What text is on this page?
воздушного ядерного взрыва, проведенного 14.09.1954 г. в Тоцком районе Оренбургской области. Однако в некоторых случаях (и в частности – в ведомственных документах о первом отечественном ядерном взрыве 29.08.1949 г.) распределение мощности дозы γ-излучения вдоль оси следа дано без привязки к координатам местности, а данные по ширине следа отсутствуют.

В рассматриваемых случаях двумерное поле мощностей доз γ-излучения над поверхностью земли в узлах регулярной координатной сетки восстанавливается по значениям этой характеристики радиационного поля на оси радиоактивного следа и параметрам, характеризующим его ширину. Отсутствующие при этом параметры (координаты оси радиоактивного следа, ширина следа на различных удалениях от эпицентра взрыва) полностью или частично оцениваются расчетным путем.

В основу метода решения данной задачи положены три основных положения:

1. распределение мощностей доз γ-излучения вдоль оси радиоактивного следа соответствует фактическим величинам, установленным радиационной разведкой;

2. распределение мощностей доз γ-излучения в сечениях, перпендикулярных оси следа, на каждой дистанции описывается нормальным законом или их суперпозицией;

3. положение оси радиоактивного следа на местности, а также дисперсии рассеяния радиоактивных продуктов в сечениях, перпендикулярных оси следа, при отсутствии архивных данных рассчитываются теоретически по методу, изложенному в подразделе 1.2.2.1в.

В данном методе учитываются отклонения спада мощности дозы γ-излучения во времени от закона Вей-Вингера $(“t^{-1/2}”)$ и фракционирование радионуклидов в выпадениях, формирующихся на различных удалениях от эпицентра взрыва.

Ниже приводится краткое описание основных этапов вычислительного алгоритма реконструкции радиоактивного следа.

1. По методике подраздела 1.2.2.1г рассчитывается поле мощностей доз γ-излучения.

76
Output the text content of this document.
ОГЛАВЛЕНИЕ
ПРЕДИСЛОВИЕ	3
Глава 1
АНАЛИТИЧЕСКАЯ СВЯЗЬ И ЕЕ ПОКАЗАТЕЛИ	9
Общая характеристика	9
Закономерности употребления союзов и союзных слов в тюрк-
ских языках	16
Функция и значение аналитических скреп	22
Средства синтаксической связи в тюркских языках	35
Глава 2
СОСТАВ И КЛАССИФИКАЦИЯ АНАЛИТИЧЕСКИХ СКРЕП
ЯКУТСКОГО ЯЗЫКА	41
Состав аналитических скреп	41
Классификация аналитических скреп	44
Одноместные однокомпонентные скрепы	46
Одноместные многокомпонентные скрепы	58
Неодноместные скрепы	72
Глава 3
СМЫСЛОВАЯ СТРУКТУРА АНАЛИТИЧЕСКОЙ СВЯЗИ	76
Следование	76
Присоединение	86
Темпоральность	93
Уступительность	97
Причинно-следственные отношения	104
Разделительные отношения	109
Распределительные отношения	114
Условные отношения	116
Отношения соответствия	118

*Instruction*. Could you reproduce every record above exactly as it appears?

*Answer to the exercise*.
What text is on this page?
воздушного ядерного взрыва, проведенного 14.09.1954 г. в Тоцком районе Оренбургской области. Однако в некоторых случаях (и в частности – в ведомственных документах о первом отечественном ядерном взрыве 29.08.1949 г.) распределение мощности дозы γ-излучения вдоль оси следа дано без привязки к координатам местности, а данные по ширине следа отсутствуют.

В рассматриваемых случаях двумерное поле мощностей доз γ-излучения над поверхностью земли в узлах регулярной координатной сетки восстанавливается по значениям этой характеристики радиационного поля на оси радиоактивного следа и параметрам, характеризующим его ширину. Отсутствующие при этом параметры (координаты оси радиоактивного следа, ширина следа на различных удалениях от эпицентра взрыва) полностью или частично оцениваются расчетным путем.

В основу метода решения данной задачи положены три основных положения:

1. распределение мощностей доз γ-излучения вдоль оси радиоактивного следа соответствует фактическим величинам, установленным радиационной разведкой;

2. распределение мощностей доз γ-излучения в сечениях, перпендикулярных оси следа, на каждой дистанции описывается нормальным законом или их суперпозицией;

3. положение оси радиоактивного следа на местности, а также дисперсии рассеяния радиоактивных продуктов в сечениях, перпендикулярных оси следа, при отсутствии архивных данных рассчитываются теоретически по методу, изложенному в подразделе 1.2.2.1в.

В данном методе учитываются отклонения спада мощности дозы γ-излучения во времени от закона Вей-Вингера $(“t^{-1/2}”)$ и фракционирование радионуклидов в выпадениях, формирующихся на различных удалениях от эпицентра взрыва.

Ниже приводится краткое описание основных этапов вычислительного алгоритма реконструкции радиоактивного следа.

1. По методике подраздела 1.2.2.1г рассчитывается поле мощностей доз γ-излучения.

76
Output the text content of this document.
ОГЛАВЛЕНИЕ
ПРЕДИСЛОВИЕ	3
Глава 1
АНАЛИТИЧЕСКАЯ СВЯЗЬ И ЕЕ ПОКАЗАТЕЛИ	9
Общая характеристика	9
Закономерности употребления союзов и союзных слов в тюрк-
ских языках	16
Функция и значение аналитических скреп	22
Средства синтаксической связи в тюркских языках	35
Глава 2
СОСТАВ И КЛАССИФИКАЦИЯ АНАЛИТИЧЕСКИХ СКРЕП
ЯКУТСКОГО ЯЗЫКА	41
Состав аналитических скреп	41
Классификация аналитических скреп	44
Одноместные однокомпонентные скрепы	46
Одноместные многокомпонентные скрепы	58
Неодноместные скрепы	72
Глава 3
СМЫСЛОВАЯ СТРУКТУРА АНАЛИТИЧЕСКОЙ СВЯЗИ	76
Следование	76
Присоединение	86
Темпоральность	93
Уступительность	97
Причинно-следственные отношения	104
Разделительные отношения	109
Распределительные отношения	114
Условные отношения	116
Отношения соответствия	118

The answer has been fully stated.